*Exercise brief*.
Pictures stay out of the copy; set down each line of the listing below exactly.

*Input rows*.
-----

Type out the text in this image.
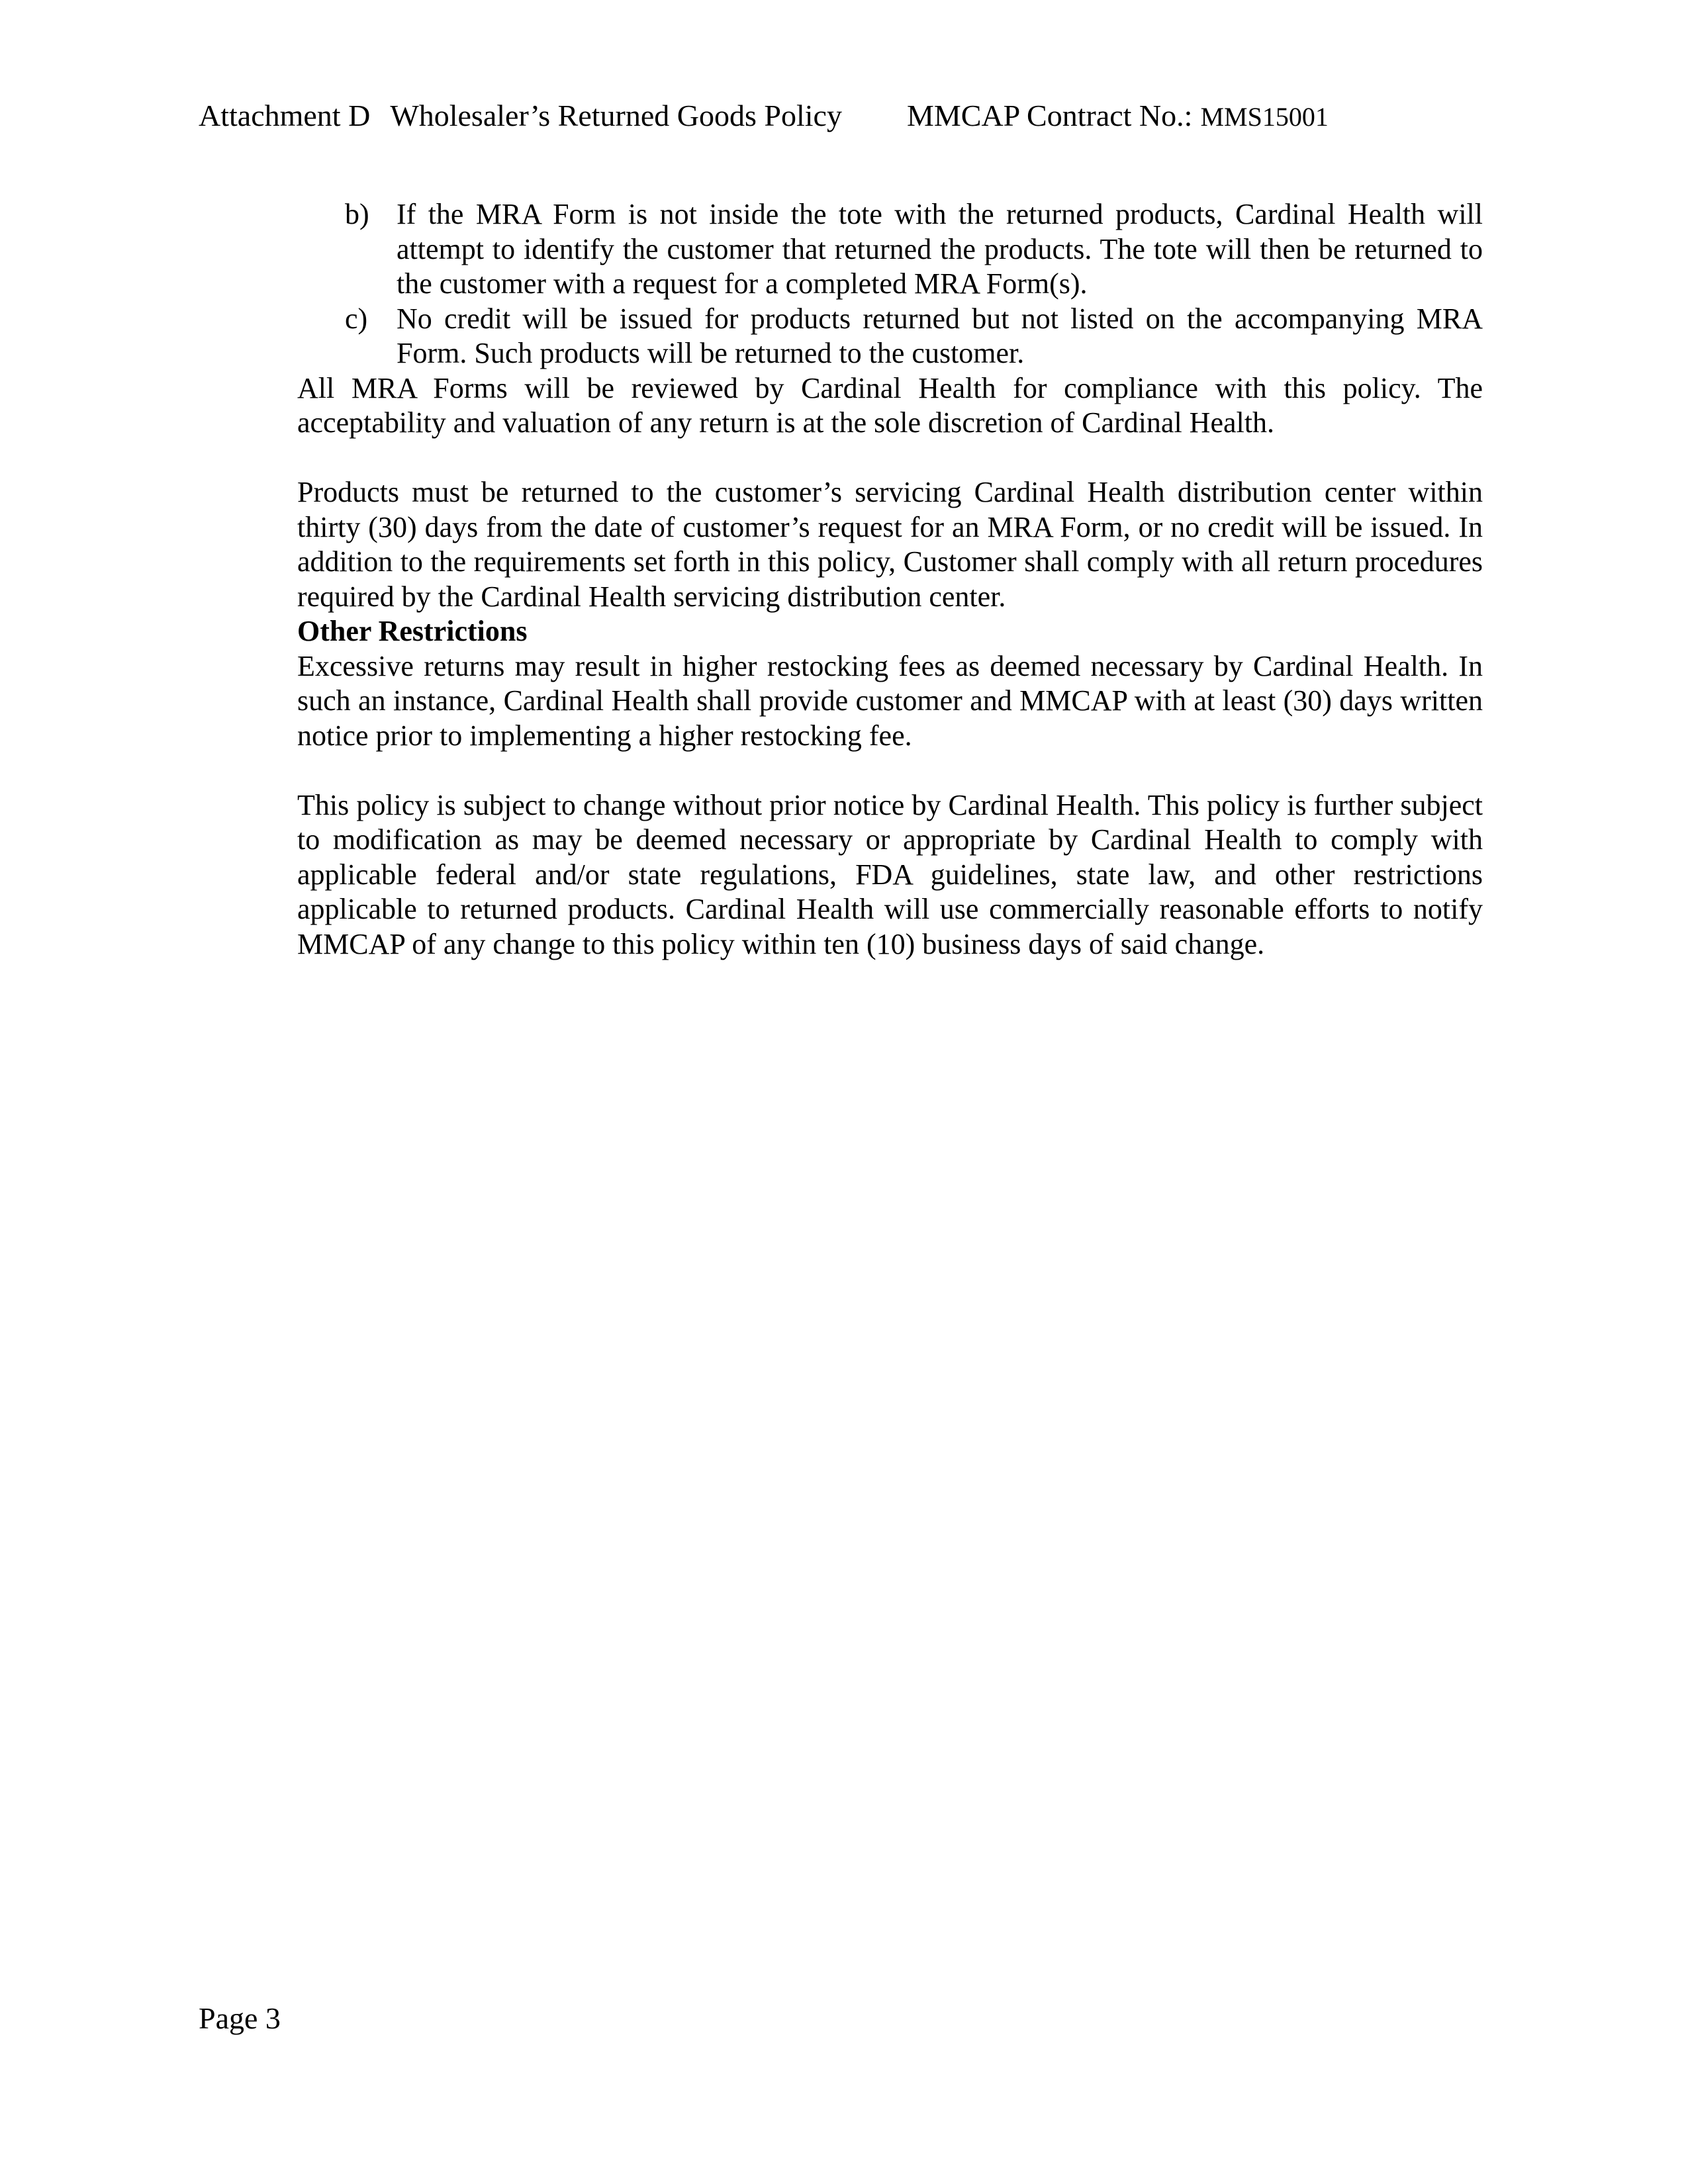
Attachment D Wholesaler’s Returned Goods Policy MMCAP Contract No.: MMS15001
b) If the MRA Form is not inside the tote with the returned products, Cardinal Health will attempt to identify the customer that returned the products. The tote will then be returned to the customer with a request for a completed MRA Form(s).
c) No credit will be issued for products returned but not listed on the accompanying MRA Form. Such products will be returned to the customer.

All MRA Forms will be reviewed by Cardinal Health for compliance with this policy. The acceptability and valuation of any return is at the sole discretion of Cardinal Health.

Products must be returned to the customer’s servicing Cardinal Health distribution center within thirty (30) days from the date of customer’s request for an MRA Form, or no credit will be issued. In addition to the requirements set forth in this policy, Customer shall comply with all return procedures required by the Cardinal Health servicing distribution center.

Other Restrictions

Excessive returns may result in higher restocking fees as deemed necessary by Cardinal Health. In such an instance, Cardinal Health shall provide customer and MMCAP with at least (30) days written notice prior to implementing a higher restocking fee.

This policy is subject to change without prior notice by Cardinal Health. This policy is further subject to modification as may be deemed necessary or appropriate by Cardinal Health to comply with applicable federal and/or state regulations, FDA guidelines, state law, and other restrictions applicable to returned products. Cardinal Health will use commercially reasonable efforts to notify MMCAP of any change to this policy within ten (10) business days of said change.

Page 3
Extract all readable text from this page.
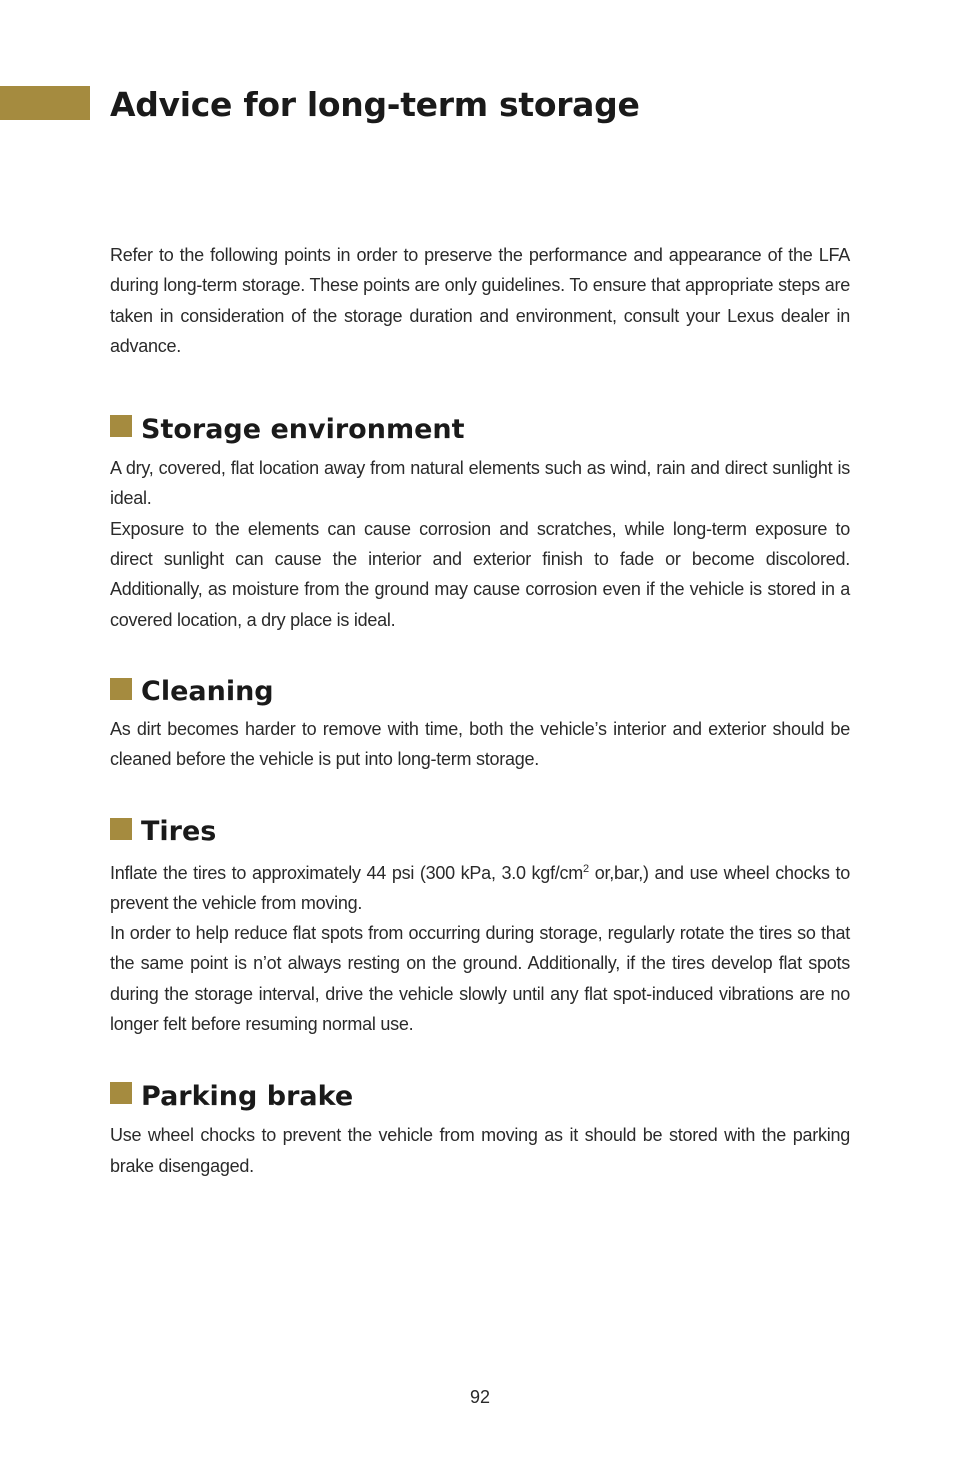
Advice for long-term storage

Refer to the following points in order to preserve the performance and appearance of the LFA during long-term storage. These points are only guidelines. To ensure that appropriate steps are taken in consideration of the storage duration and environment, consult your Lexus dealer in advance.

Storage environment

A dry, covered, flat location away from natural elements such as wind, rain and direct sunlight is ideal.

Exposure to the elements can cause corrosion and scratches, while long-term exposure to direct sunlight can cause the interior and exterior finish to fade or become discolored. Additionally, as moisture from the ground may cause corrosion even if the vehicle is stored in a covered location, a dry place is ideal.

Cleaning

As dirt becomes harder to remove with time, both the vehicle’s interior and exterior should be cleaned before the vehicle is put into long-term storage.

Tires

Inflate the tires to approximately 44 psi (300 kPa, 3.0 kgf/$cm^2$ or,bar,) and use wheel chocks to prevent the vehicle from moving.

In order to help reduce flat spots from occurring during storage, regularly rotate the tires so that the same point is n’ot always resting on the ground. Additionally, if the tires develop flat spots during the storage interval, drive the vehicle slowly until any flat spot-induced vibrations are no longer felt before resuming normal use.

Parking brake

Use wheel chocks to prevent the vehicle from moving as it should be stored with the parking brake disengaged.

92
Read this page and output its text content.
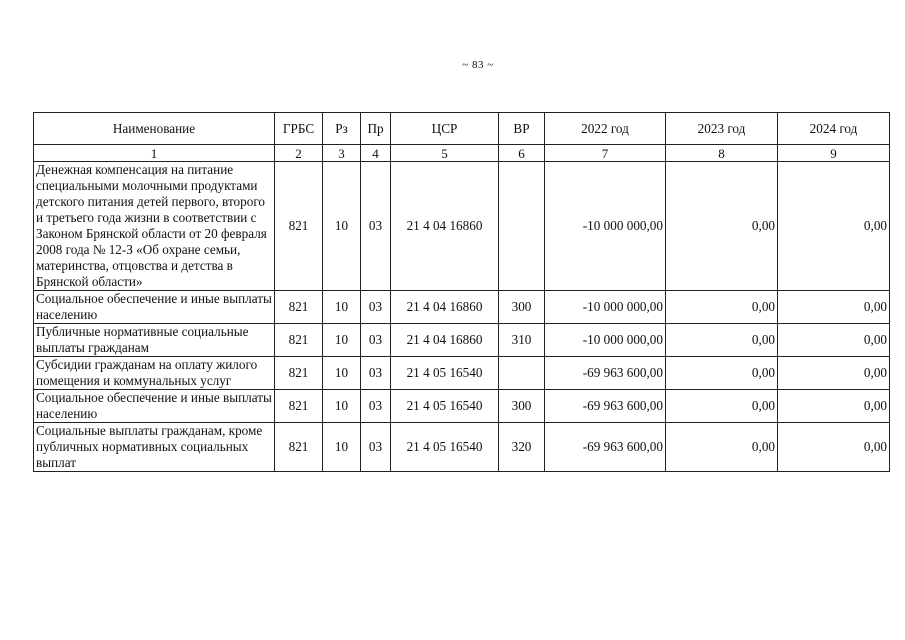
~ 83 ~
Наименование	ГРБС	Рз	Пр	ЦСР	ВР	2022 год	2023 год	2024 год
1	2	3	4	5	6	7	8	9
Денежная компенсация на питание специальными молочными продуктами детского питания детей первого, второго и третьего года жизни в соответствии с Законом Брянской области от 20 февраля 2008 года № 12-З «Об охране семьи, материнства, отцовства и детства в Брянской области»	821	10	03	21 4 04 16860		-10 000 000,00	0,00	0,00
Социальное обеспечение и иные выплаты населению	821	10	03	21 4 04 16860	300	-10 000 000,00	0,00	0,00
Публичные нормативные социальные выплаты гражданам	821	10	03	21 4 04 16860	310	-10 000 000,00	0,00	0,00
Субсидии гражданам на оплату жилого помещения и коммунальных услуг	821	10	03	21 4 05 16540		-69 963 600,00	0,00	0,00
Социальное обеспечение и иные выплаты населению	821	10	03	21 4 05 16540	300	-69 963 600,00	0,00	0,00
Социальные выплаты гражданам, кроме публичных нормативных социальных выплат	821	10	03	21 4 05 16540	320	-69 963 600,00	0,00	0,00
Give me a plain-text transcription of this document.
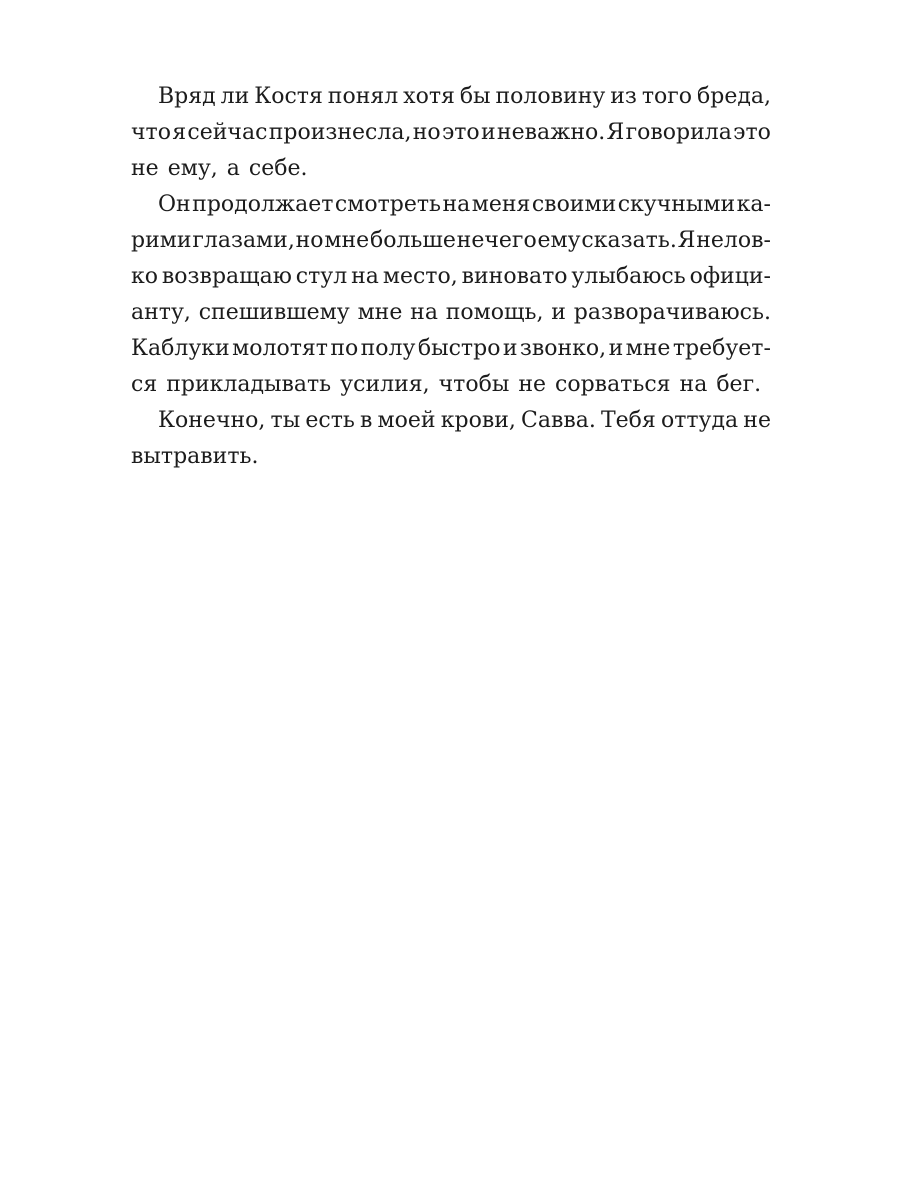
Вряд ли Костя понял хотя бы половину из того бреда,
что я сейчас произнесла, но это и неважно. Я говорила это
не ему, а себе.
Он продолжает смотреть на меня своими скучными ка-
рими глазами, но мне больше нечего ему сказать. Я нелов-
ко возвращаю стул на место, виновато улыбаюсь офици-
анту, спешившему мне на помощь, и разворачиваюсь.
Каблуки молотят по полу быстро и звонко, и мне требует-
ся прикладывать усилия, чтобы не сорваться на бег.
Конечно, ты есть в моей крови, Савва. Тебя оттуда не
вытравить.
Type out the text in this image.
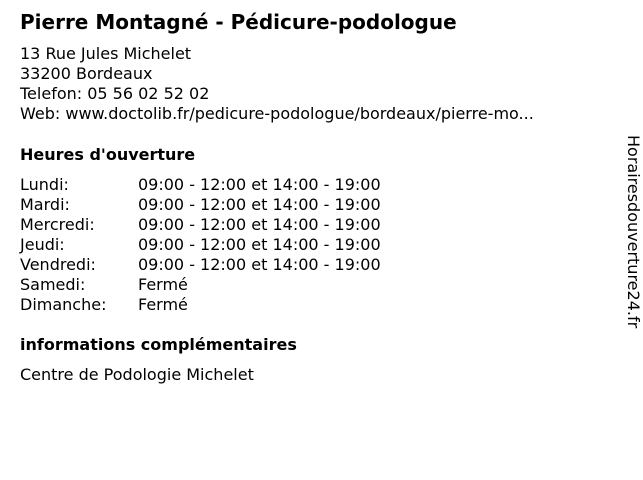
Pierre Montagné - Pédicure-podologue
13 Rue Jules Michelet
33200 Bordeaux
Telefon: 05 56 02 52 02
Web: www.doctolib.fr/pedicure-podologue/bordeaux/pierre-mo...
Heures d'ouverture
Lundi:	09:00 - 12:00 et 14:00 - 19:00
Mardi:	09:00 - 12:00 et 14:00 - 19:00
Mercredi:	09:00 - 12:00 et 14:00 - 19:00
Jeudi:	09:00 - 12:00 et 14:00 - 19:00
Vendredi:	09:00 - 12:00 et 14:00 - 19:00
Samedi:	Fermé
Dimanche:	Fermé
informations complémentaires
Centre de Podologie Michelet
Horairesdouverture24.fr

-----

*Solution*.
Type out the text in this image.
Attachment D Wholesaler’s Returned Goods Policy MMCAP Contract No.: MMS15001
b) If the MRA Form is not inside the tote with the returned products, Cardinal Health will attempt to identify the customer that returned the products. The tote will then be returned to the customer with a request for a completed MRA Form(s).
c) No credit will be issued for products returned but not listed on the accompanying MRA Form. Such products will be returned to the customer.

All MRA Forms will be reviewed by Cardinal Health for compliance with this policy. The acceptability and valuation of any return is at the sole discretion of Cardinal Health.

Products must be returned to the customer’s servicing Cardinal Health distribution center within thirty (30) days from the date of customer’s request for an MRA Form, or no credit will be issued. In addition to the requirements set forth in this policy, Customer shall comply with all return procedures required by the Cardinal Health servicing distribution center.

Other Restrictions

Excessive returns may result in higher restocking fees as deemed necessary by Cardinal Health. In such an instance, Cardinal Health shall provide customer and MMCAP with at least (30) days written notice prior to implementing a higher restocking fee.

This policy is subject to change without prior notice by Cardinal Health. This policy is further subject to modification as may be deemed necessary or appropriate by Cardinal Health to comply with applicable federal and/or state regulations, FDA guidelines, state law, and other restrictions applicable to returned products. Cardinal Health will use commercially reasonable efforts to notify MMCAP of any change to this policy within ten (10) business days of said change.

Page 3
Extract all readable text from this page.
Advice for long-term storage

Refer to the following points in order to preserve the performance and appearance of the LFA during long-term storage. These points are only guidelines. To ensure that appropriate steps are taken in consideration of the storage duration and environment, consult your Lexus dealer in advance.

Storage environment

A dry, covered, flat location away from natural elements such as wind, rain and direct sunlight is ideal.

Exposure to the elements can cause corrosion and scratches, while long-term exposure to direct sunlight can cause the interior and exterior finish to fade or become discolored. Additionally, as moisture from the ground may cause corrosion even if the vehicle is stored in a covered location, a dry place is ideal.

Cleaning

As dirt becomes harder to remove with time, both the vehicle’s interior and exterior should be cleaned before the vehicle is put into long-term storage.

Tires

Inflate the tires to approximately 44 psi (300 kPa, 3.0 kgf/$cm^2$ or,bar,) and use wheel chocks to prevent the vehicle from moving.

In order to help reduce flat spots from occurring during storage, regularly rotate the tires so that the same point is n’ot always resting on the ground. Additionally, if the tires develop flat spots during the storage interval, drive the vehicle slowly until any flat spot-induced vibrations are no longer felt before resuming normal use.

Parking brake

Use wheel chocks to prevent the vehicle from moving as it should be stored with the parking brake disengaged.

92
Read this page and output its text content.
~ 83 ~
Наименование	ГРБС	Рз	Пр	ЦСР	ВР	2022 год	2023 год	2024 год
1	2	3	4	5	6	7	8	9
Денежная компенсация на питание специальными молочными продуктами детского питания детей первого, второго и третьего года жизни в соответствии с Законом Брянской области от 20 февраля 2008 года № 12-З «Об охране семьи, материнства, отцовства и детства в Брянской области»	821	10	03	21 4 04 16860		-10 000 000,00	0,00	0,00
Социальное обеспечение и иные выплаты населению	821	10	03	21 4 04 16860	300	-10 000 000,00	0,00	0,00
Публичные нормативные социальные выплаты гражданам	821	10	03	21 4 04 16860	310	-10 000 000,00	0,00	0,00
Субсидии гражданам на оплату жилого помещения и коммунальных услуг	821	10	03	21 4 05 16540		-69 963 600,00	0,00	0,00
Социальное обеспечение и иные выплаты населению	821	10	03	21 4 05 16540	300	-69 963 600,00	0,00	0,00
Социальные выплаты гражданам, кроме публичных нормативных социальных выплат	821	10	03	21 4 05 16540	320	-69 963 600,00	0,00	0,00
Give me a plain-text transcription of this document.
Вряд ли Костя понял хотя бы половину из того бреда,
что я сейчас произнесла, но это и неважно. Я говорила это
не ему, а себе.
Он продолжает смотреть на меня своими скучными ка-
рими глазами, но мне больше нечего ему сказать. Я нелов-
ко возвращаю стул на место, виновато улыбаюсь офици-
анту, спешившему мне на помощь, и разворачиваюсь.
Каблуки молотят по полу быстро и звонко, и мне требует-
ся прикладывать усилия, чтобы не сорваться на бег.
Конечно, ты есть в моей крови, Савва. Тебя оттуда не
вытравить.
Type out the text in this image.
Pierre Montagné - Pédicure-podologue
13 Rue Jules Michelet
33200 Bordeaux
Telefon: 05 56 02 52 02
Web: www.doctolib.fr/pedicure-podologue/bordeaux/pierre-mo...
Heures d'ouverture
Lundi:	09:00 - 12:00 et 14:00 - 19:00
Mardi:	09:00 - 12:00 et 14:00 - 19:00
Mercredi:	09:00 - 12:00 et 14:00 - 19:00
Jeudi:	09:00 - 12:00 et 14:00 - 19:00
Vendredi:	09:00 - 12:00 et 14:00 - 19:00
Samedi:	Fermé
Dimanche:	Fermé
informations complémentaires
Centre de Podologie Michelet
Horairesdouverture24.fr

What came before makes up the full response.